**Problem to work on**
Omit all pictures. Copy the rest of the material exactly.

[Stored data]

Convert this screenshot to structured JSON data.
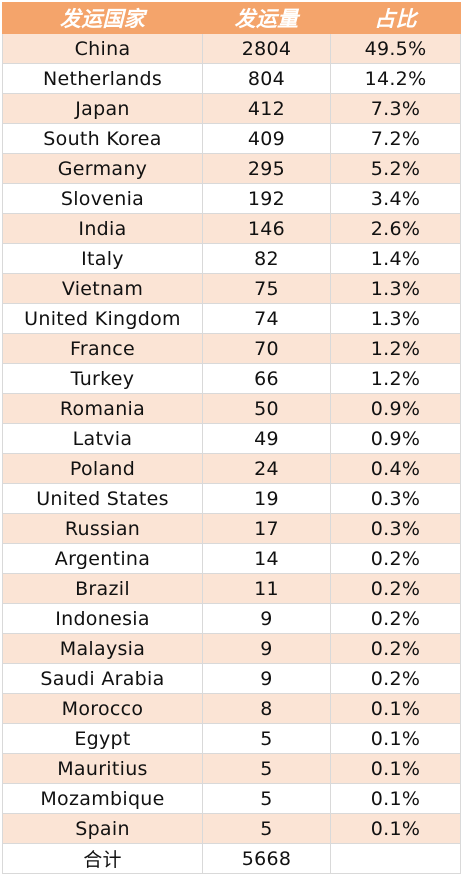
{
  "table": {
    "headers": [
      "发运国家",
      "发运量",
      "占比"
    ],
    "rows": [
      {
        "country": "China",
        "volume": "2804",
        "share": "49.5%"
      },
      {
        "country": "Netherlands",
        "volume": "804",
        "share": "14.2%"
      },
      {
        "country": "Japan",
        "volume": "412",
        "share": "7.3%"
      },
      {
        "country": "South Korea",
        "volume": "409",
        "share": "7.2%"
      },
      {
        "country": "Germany",
        "volume": "295",
        "share": "5.2%"
      },
      {
        "country": "Slovenia",
        "volume": "192",
        "share": "3.4%"
      },
      {
        "country": "India",
        "volume": "146",
        "share": "2.6%"
      },
      {
        "country": "Italy",
        "volume": "82",
        "share": "1.4%"
      },
      {
        "country": "Vietnam",
        "volume": "75",
        "share": "1.3%"
      },
      {
        "country": "United Kingdom",
        "volume": "74",
        "share": "1.3%"
      },
      {
        "country": "France",
        "volume": "70",
        "share": "1.2%"
      },
      {
        "country": "Turkey",
        "volume": "66",
        "share": "1.2%"
      },
      {
        "country": "Romania",
        "volume": "50",
        "share": "0.9%"
      },
      {
        "country": "Latvia",
        "volume": "49",
        "share": "0.9%"
      },
      {
        "country": "Poland",
        "volume": "24",
        "share": "0.4%"
      },
      {
        "country": "United States",
        "volume": "19",
        "share": "0.3%"
      },
      {
        "country": "Russian",
        "volume": "17",
        "share": "0.3%"
      },
      {
        "country": "Argentina",
        "volume": "14",
        "share": "0.2%"
      },
      {
        "country": "Brazil",
        "volume": "11",
        "share": "0.2%"
      },
      {
        "country": "Indonesia",
        "volume": "9",
        "share": "0.2%"
      },
      {
        "country": "Malaysia",
        "volume": "9",
        "share": "0.2%"
      },
      {
        "country": "Saudi Arabia",
        "volume": "9",
        "share": "0.2%"
      },
      {
        "country": "Morocco",
        "volume": "8",
        "share": "0.1%"
      },
      {
        "country": "Egypt",
        "volume": "5",
        "share": "0.1%"
      },
      {
        "country": "Mauritius",
        "volume": "5",
        "share": "0.1%"
      },
      {
        "country": "Mozambique",
        "volume": "5",
        "share": "0.1%"
      },
      {
        "country": "Spain",
        "volume": "5",
        "share": "0.1%"
      }
    ],
    "total": {
      "label": "合计",
      "volume": "5668",
      "share": ""
    }
  },
  "colors": {
    "header_bg": "#f4a46b",
    "header_text": "#ffffff",
    "stripe_bg": "#fbe4d5",
    "border": "#d9d9d9"
  }
}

**The answer**
Convert this screenshot to structured JSON data.
{
  "table": {
    "headers": [
      "发运国家",
      "发运量",
      "占比"
    ],
    "rows": [
      {
        "country": "China",
        "volume": "2804",
        "share": "49.5%"
      },
      {
        "country": "Netherlands",
        "volume": "804",
        "share": "14.2%"
      },
      {
        "country": "Japan",
        "volume": "412",
        "share": "7.3%"
      },
      {
        "country": "South Korea",
        "volume": "409",
        "share": "7.2%"
      },
      {
        "country": "Germany",
        "volume": "295",
        "share": "5.2%"
      },
      {
        "country": "Slovenia",
        "volume": "192",
        "share": "3.4%"
      },
      {
        "country": "India",
        "volume": "146",
        "share": "2.6%"
      },
      {
        "country": "Italy",
        "volume": "82",
        "share": "1.4%"
      },
      {
        "country": "Vietnam",
        "volume": "75",
        "share": "1.3%"
      },
      {
        "country": "United Kingdom",
        "volume": "74",
        "share": "1.3%"
      },
      {
        "country": "France",
        "volume": "70",
        "share": "1.2%"
      },
      {
        "country": "Turkey",
        "volume": "66",
        "share": "1.2%"
      },
      {
        "country": "Romania",
        "volume": "50",
        "share": "0.9%"
      },
      {
        "country": "Latvia",
        "volume": "49",
        "share": "0.9%"
      },
      {
        "country": "Poland",
        "volume": "24",
        "share": "0.4%"
      },
      {
        "country": "United States",
        "volume": "19",
        "share": "0.3%"
      },
      {
        "country": "Russian",
        "volume": "17",
        "share": "0.3%"
      },
      {
        "country": "Argentina",
        "volume": "14",
        "share": "0.2%"
      },
      {
        "country": "Brazil",
        "volume": "11",
        "share": "0.2%"
      },
      {
        "country": "Indonesia",
        "volume": "9",
        "share": "0.2%"
      },
      {
        "country": "Malaysia",
        "volume": "9",
        "share": "0.2%"
      },
      {
        "country": "Saudi Arabia",
        "volume": "9",
        "share": "0.2%"
      },
      {
        "country": "Morocco",
        "volume": "8",
        "share": "0.1%"
      },
      {
        "country": "Egypt",
        "volume": "5",
        "share": "0.1%"
      },
      {
        "country": "Mauritius",
        "volume": "5",
        "share": "0.1%"
      },
      {
        "country": "Mozambique",
        "volume": "5",
        "share": "0.1%"
      },
      {
        "country": "Spain",
        "volume": "5",
        "share": "0.1%"
      }
    ],
    "total": {
      "label": "合计",
      "volume": "5668",
      "share": ""
    }
  },
  "colors": {
    "header_bg": "#f4a46b",
    "header_text": "#ffffff",
    "stripe_bg": "#fbe4d5",
    "border": "#d9d9d9"
  }
}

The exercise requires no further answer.